● Data excerpts
---------------

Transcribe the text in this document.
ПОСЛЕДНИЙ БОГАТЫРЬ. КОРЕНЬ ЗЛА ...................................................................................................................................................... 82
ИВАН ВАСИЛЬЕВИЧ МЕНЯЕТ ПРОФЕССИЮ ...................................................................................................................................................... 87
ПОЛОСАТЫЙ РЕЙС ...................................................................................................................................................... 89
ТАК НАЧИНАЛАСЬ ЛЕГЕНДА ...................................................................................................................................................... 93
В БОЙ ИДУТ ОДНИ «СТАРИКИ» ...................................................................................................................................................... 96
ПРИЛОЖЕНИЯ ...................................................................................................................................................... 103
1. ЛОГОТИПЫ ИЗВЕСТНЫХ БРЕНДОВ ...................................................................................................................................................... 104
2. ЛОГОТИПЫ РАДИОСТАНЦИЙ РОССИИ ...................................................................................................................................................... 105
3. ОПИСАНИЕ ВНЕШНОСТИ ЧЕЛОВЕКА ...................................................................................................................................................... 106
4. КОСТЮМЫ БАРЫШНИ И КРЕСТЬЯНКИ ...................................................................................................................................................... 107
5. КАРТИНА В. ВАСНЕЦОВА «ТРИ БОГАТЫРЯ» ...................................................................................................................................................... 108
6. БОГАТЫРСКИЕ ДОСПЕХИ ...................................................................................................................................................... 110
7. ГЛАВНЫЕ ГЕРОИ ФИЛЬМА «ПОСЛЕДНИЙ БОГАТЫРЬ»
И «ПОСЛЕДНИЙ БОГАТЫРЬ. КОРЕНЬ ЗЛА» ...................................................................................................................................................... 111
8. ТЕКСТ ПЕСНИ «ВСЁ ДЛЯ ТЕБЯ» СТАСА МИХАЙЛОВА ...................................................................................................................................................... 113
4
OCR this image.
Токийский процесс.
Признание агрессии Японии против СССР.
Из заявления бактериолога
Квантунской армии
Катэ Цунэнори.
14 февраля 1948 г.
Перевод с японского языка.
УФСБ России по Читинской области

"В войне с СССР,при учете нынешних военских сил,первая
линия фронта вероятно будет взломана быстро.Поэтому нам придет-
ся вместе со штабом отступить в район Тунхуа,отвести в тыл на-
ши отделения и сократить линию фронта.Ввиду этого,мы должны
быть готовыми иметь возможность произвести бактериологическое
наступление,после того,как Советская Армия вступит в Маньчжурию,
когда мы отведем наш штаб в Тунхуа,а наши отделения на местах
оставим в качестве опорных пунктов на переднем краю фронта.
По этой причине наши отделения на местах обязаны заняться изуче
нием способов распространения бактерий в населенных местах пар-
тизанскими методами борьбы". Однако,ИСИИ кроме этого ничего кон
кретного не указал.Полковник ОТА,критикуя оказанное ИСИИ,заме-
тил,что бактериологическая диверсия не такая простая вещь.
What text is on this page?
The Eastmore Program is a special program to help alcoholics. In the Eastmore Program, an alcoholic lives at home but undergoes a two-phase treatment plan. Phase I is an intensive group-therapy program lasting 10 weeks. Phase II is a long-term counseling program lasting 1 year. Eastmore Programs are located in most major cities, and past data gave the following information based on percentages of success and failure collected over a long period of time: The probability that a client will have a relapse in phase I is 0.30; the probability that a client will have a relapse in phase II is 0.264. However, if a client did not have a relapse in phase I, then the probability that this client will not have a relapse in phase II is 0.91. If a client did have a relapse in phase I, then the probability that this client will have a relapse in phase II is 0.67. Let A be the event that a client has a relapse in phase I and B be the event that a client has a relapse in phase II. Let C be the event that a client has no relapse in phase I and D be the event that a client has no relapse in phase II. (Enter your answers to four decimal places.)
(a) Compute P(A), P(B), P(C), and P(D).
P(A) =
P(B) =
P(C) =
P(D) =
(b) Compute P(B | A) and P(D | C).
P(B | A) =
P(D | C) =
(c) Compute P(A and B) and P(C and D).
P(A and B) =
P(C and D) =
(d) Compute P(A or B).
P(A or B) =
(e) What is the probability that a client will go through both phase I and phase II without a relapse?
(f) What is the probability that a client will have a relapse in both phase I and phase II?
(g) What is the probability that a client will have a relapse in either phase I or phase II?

---------------

Look for the word "фронта" and return every line where it occurs.

● Response to the exercise
линия фронта вероятно будет взломана быстро.Поэтому нам придет-
ши отделения и сократить линию фронта.Ввиду этого,мы должны
оставим в качестве опорных пунктов на переднем краю фронта.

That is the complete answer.